● Your goal
Copy every line of the listing exactly.

Stored items
———

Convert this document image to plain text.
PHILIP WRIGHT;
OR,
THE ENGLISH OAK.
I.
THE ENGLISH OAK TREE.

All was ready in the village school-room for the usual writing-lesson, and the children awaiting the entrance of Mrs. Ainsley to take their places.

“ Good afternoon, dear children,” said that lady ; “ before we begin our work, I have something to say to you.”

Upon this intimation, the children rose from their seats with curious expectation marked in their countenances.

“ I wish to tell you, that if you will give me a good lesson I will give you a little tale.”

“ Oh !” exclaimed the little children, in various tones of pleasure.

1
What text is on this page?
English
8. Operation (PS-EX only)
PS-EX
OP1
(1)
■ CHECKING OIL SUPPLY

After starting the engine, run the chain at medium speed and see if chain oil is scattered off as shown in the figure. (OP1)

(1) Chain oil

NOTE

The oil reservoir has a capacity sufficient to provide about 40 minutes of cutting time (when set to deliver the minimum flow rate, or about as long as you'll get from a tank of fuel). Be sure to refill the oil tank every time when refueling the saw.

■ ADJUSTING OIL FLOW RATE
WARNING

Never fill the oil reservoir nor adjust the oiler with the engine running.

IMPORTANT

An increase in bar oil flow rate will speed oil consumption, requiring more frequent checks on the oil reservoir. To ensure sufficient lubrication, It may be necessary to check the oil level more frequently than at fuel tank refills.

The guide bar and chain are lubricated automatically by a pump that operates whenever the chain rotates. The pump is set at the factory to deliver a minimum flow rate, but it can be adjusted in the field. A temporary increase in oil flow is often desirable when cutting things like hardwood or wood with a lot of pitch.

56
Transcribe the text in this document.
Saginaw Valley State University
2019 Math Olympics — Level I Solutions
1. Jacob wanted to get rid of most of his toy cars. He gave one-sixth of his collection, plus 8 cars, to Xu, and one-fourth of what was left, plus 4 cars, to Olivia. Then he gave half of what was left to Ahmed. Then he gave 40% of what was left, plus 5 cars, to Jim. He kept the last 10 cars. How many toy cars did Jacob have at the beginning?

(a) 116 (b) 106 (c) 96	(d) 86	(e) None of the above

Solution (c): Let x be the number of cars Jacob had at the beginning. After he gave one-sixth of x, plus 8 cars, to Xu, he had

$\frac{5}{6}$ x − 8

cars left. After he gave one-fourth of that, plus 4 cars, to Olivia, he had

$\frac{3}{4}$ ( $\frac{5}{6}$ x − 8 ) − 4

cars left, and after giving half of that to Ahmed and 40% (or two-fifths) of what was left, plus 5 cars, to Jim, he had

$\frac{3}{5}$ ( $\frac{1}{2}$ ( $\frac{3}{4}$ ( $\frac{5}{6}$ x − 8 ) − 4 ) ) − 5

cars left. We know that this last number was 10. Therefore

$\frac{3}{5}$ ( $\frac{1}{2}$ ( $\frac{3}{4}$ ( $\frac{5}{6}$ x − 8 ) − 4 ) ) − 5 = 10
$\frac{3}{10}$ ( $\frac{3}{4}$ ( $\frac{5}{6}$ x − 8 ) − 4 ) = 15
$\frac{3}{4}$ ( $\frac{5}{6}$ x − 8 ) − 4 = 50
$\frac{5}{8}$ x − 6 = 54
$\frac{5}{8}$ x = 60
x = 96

———

● Solution for this problem
Convert this document image to plain text.
PHILIP WRIGHT;
OR,
THE ENGLISH OAK.
I.
THE ENGLISH OAK TREE.

All was ready in the village school-room for the usual writing-lesson, and the children awaiting the entrance of Mrs. Ainsley to take their places.

“ Good afternoon, dear children,” said that lady ; “ before we begin our work, I have something to say to you.”

Upon this intimation, the children rose from their seats with curious expectation marked in their countenances.

“ I wish to tell you, that if you will give me a good lesson I will give you a little tale.”

“ Oh !” exclaimed the little children, in various tones of pleasure.

1
What text is on this page?
English
8. Operation (PS-EX only)
PS-EX
OP1
(1)
■ CHECKING OIL SUPPLY

After starting the engine, run the chain at medium speed and see if chain oil is scattered off as shown in the figure. (OP1)

(1) Chain oil

NOTE

The oil reservoir has a capacity sufficient to provide about 40 minutes of cutting time (when set to deliver the minimum flow rate, or about as long as you'll get from a tank of fuel). Be sure to refill the oil tank every time when refueling the saw.

■ ADJUSTING OIL FLOW RATE
WARNING

Never fill the oil reservoir nor adjust the oiler with the engine running.

IMPORTANT

An increase in bar oil flow rate will speed oil consumption, requiring more frequent checks on the oil reservoir. To ensure sufficient lubrication, It may be necessary to check the oil level more frequently than at fuel tank refills.

The guide bar and chain are lubricated automatically by a pump that operates whenever the chain rotates. The pump is set at the factory to deliver a minimum flow rate, but it can be adjusted in the field. A temporary increase in oil flow is often desirable when cutting things like hardwood or wood with a lot of pitch.

56
Transcribe the text in this document.
Saginaw Valley State University
2019 Math Olympics — Level I Solutions
1. Jacob wanted to get rid of most of his toy cars. He gave one-sixth of his collection, plus 8 cars, to Xu, and one-fourth of what was left, plus 4 cars, to Olivia. Then he gave half of what was left to Ahmed. Then he gave 40% of what was left, plus 5 cars, to Jim. He kept the last 10 cars. How many toy cars did Jacob have at the beginning?

(a) 116 (b) 106 (c) 96	(d) 86	(e) None of the above

Solution (c): Let x be the number of cars Jacob had at the beginning. After he gave one-sixth of x, plus 8 cars, to Xu, he had

$\frac{5}{6}$ x − 8

cars left. After he gave one-fourth of that, plus 4 cars, to Olivia, he had

$\frac{3}{4}$ ( $\frac{5}{6}$ x − 8 ) − 4

cars left, and after giving half of that to Ahmed and 40% (or two-fifths) of what was left, plus 5 cars, to Jim, he had

$\frac{3}{5}$ ( $\frac{1}{2}$ ( $\frac{3}{4}$ ( $\frac{5}{6}$ x − 8 ) − 4 ) ) − 5

cars left. We know that this last number was 10. Therefore

$\frac{3}{5}$ ( $\frac{1}{2}$ ( $\frac{3}{4}$ ( $\frac{5}{6}$ x − 8 ) − 4 ) ) − 5 = 10
$\frac{3}{10}$ ( $\frac{3}{4}$ ( $\frac{5}{6}$ x − 8 ) − 4 ) = 15
$\frac{3}{4}$ ( $\frac{5}{6}$ x − 8 ) − 4 = 50
$\frac{5}{8}$ x − 6 = 54
$\frac{5}{8}$ x = 60
x = 96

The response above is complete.